Write out all of the data exactly as it appears.

- - - - - - -

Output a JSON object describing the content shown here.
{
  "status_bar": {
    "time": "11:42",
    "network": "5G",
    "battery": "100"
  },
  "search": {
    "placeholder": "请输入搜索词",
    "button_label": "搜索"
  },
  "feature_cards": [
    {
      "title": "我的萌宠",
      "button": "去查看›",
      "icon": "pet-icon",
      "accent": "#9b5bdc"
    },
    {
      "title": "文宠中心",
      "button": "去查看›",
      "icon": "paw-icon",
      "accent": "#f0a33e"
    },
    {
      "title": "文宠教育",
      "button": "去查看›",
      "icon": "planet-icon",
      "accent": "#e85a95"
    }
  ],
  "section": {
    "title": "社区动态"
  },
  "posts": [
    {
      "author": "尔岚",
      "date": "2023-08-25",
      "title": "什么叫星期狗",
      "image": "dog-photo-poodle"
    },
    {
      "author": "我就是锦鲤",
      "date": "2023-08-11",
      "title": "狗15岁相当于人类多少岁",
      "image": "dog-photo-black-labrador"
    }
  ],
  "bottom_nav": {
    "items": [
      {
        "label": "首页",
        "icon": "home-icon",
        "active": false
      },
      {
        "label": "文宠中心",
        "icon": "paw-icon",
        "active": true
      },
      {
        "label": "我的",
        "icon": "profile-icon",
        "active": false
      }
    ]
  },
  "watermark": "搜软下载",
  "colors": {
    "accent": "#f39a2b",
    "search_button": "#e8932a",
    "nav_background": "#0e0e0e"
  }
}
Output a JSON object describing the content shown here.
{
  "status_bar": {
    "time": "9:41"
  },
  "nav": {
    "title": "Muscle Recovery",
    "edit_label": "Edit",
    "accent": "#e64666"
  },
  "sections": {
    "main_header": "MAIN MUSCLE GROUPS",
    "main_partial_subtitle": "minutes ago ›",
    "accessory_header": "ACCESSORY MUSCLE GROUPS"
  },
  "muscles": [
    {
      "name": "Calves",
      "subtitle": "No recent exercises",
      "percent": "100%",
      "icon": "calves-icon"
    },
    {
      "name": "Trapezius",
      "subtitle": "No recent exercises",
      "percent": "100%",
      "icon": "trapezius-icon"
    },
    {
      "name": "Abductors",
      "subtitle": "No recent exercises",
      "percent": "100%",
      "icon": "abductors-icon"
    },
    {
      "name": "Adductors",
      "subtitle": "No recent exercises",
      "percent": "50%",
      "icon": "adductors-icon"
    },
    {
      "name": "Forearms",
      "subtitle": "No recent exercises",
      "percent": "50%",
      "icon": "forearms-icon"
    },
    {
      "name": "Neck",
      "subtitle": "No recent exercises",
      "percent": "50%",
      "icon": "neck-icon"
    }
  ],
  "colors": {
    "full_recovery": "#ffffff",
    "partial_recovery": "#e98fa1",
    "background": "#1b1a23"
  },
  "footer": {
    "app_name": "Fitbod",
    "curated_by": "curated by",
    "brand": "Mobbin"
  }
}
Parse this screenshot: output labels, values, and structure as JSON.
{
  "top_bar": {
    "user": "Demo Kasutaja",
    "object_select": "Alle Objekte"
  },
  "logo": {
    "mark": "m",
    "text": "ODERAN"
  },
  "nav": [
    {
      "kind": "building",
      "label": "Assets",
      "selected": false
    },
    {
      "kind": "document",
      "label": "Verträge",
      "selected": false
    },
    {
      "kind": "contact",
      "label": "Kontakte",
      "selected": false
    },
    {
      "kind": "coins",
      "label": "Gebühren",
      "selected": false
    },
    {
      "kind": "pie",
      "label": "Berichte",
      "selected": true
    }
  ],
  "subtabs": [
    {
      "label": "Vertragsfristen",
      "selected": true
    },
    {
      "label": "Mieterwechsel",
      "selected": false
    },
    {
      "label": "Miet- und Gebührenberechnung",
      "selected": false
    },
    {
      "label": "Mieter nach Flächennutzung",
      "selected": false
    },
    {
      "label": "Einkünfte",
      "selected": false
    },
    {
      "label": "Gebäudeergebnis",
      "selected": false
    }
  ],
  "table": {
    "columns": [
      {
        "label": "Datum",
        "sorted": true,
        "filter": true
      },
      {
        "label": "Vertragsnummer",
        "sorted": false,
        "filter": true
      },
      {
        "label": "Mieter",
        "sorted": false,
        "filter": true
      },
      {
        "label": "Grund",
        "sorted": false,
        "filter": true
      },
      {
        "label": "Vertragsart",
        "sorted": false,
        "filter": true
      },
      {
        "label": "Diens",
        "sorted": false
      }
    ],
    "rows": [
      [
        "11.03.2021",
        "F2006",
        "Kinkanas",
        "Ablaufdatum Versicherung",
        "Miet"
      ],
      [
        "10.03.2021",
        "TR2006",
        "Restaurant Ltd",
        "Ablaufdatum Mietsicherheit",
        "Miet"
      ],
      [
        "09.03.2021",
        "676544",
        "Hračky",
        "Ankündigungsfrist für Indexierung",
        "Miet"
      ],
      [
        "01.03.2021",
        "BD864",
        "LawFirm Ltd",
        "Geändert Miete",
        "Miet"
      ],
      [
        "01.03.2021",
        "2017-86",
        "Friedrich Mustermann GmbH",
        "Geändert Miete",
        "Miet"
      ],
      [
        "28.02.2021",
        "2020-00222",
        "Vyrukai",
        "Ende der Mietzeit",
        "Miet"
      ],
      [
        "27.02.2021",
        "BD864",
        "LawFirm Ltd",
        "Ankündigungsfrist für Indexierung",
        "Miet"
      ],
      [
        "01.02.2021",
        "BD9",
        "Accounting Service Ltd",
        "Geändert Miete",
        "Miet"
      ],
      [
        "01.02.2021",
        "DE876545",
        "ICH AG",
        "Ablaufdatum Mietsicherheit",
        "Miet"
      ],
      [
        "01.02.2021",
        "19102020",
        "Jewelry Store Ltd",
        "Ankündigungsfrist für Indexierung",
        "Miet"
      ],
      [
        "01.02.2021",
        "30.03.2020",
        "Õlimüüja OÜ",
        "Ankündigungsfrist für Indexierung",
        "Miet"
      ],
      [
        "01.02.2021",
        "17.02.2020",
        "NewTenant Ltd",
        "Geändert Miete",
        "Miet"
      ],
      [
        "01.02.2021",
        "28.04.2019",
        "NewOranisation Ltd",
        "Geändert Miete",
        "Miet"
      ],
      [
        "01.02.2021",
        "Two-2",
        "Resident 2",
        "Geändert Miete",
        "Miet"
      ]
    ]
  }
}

- - - - - - -

* Answer to the task
Output a JSON object describing the content shown here.
{
  "status_bar": {
    "time": "11:42",
    "network": "5G",
    "battery": "100"
  },
  "search": {
    "placeholder": "请输入搜索词",
    "button_label": "搜索"
  },
  "feature_cards": [
    {
      "title": "我的萌宠",
      "button": "去查看›",
      "icon": "pet-icon",
      "accent": "#9b5bdc"
    },
    {
      "title": "文宠中心",
      "button": "去查看›",
      "icon": "paw-icon",
      "accent": "#f0a33e"
    },
    {
      "title": "文宠教育",
      "button": "去查看›",
      "icon": "planet-icon",
      "accent": "#e85a95"
    }
  ],
  "section": {
    "title": "社区动态"
  },
  "posts": [
    {
      "author": "尔岚",
      "date": "2023-08-25",
      "title": "什么叫星期狗",
      "image": "dog-photo-poodle"
    },
    {
      "author": "我就是锦鲤",
      "date": "2023-08-11",
      "title": "狗15岁相当于人类多少岁",
      "image": "dog-photo-black-labrador"
    }
  ],
  "bottom_nav": {
    "items": [
      {
        "label": "首页",
        "icon": "home-icon",
        "active": false
      },
      {
        "label": "文宠中心",
        "icon": "paw-icon",
        "active": true
      },
      {
        "label": "我的",
        "icon": "profile-icon",
        "active": false
      }
    ]
  },
  "watermark": "搜软下载",
  "colors": {
    "accent": "#f39a2b",
    "search_button": "#e8932a",
    "nav_background": "#0e0e0e"
  }
}
Output a JSON object describing the content shown here.
{
  "status_bar": {
    "time": "9:41"
  },
  "nav": {
    "title": "Muscle Recovery",
    "edit_label": "Edit",
    "accent": "#e64666"
  },
  "sections": {
    "main_header": "MAIN MUSCLE GROUPS",
    "main_partial_subtitle": "minutes ago ›",
    "accessory_header": "ACCESSORY MUSCLE GROUPS"
  },
  "muscles": [
    {
      "name": "Calves",
      "subtitle": "No recent exercises",
      "percent": "100%",
      "icon": "calves-icon"
    },
    {
      "name": "Trapezius",
      "subtitle": "No recent exercises",
      "percent": "100%",
      "icon": "trapezius-icon"
    },
    {
      "name": "Abductors",
      "subtitle": "No recent exercises",
      "percent": "100%",
      "icon": "abductors-icon"
    },
    {
      "name": "Adductors",
      "subtitle": "No recent exercises",
      "percent": "50%",
      "icon": "adductors-icon"
    },
    {
      "name": "Forearms",
      "subtitle": "No recent exercises",
      "percent": "50%",
      "icon": "forearms-icon"
    },
    {
      "name": "Neck",
      "subtitle": "No recent exercises",
      "percent": "50%",
      "icon": "neck-icon"
    }
  ],
  "colors": {
    "full_recovery": "#ffffff",
    "partial_recovery": "#e98fa1",
    "background": "#1b1a23"
  },
  "footer": {
    "app_name": "Fitbod",
    "curated_by": "curated by",
    "brand": "Mobbin"
  }
}
Parse this screenshot: output labels, values, and structure as JSON.
{
  "top_bar": {
    "user": "Demo Kasutaja",
    "object_select": "Alle Objekte"
  },
  "logo": {
    "mark": "m",
    "text": "ODERAN"
  },
  "nav": [
    {
      "kind": "building",
      "label": "Assets",
      "selected": false
    },
    {
      "kind": "document",
      "label": "Verträge",
      "selected": false
    },
    {
      "kind": "contact",
      "label": "Kontakte",
      "selected": false
    },
    {
      "kind": "coins",
      "label": "Gebühren",
      "selected": false
    },
    {
      "kind": "pie",
      "label": "Berichte",
      "selected": true
    }
  ],
  "subtabs": [
    {
      "label": "Vertragsfristen",
      "selected": true
    },
    {
      "label": "Mieterwechsel",
      "selected": false
    },
    {
      "label": "Miet- und Gebührenberechnung",
      "selected": false
    },
    {
      "label": "Mieter nach Flächennutzung",
      "selected": false
    },
    {
      "label": "Einkünfte",
      "selected": false
    },
    {
      "label": "Gebäudeergebnis",
      "selected": false
    }
  ],
  "table": {
    "columns": [
      {
        "label": "Datum",
        "sorted": true,
        "filter": true
      },
      {
        "label": "Vertragsnummer",
        "sorted": false,
        "filter": true
      },
      {
        "label": "Mieter",
        "sorted": false,
        "filter": true
      },
      {
        "label": "Grund",
        "sorted": false,
        "filter": true
      },
      {
        "label": "Vertragsart",
        "sorted": false,
        "filter": true
      },
      {
        "label": "Diens",
        "sorted": false
      }
    ],
    "rows": [
      [
        "11.03.2021",
        "F2006",
        "Kinkanas",
        "Ablaufdatum Versicherung",
        "Miet"
      ],
      [
        "10.03.2021",
        "TR2006",
        "Restaurant Ltd",
        "Ablaufdatum Mietsicherheit",
        "Miet"
      ],
      [
        "09.03.2021",
        "676544",
        "Hračky",
        "Ankündigungsfrist für Indexierung",
        "Miet"
      ],
      [
        "01.03.2021",
        "BD864",
        "LawFirm Ltd",
        "Geändert Miete",
        "Miet"
      ],
      [
        "01.03.2021",
        "2017-86",
        "Friedrich Mustermann GmbH",
        "Geändert Miete",
        "Miet"
      ],
      [
        "28.02.2021",
        "2020-00222",
        "Vyrukai",
        "Ende der Mietzeit",
        "Miet"
      ],
      [
        "27.02.2021",
        "BD864",
        "LawFirm Ltd",
        "Ankündigungsfrist für Indexierung",
        "Miet"
      ],
      [
        "01.02.2021",
        "BD9",
        "Accounting Service Ltd",
        "Geändert Miete",
        "Miet"
      ],
      [
        "01.02.2021",
        "DE876545",
        "ICH AG",
        "Ablaufdatum Mietsicherheit",
        "Miet"
      ],
      [
        "01.02.2021",
        "19102020",
        "Jewelry Store Ltd",
        "Ankündigungsfrist für Indexierung",
        "Miet"
      ],
      [
        "01.02.2021",
        "30.03.2020",
        "Õlimüüja OÜ",
        "Ankündigungsfrist für Indexierung",
        "Miet"
      ],
      [
        "01.02.2021",
        "17.02.2020",
        "NewTenant Ltd",
        "Geändert Miete",
        "Miet"
      ],
      [
        "01.02.2021",
        "28.04.2019",
        "NewOranisation Ltd",
        "Geändert Miete",
        "Miet"
      ],
      [
        "01.02.2021",
        "Two-2",
        "Resident 2",
        "Geändert Miete",
        "Miet"
      ]
    ]
  }
}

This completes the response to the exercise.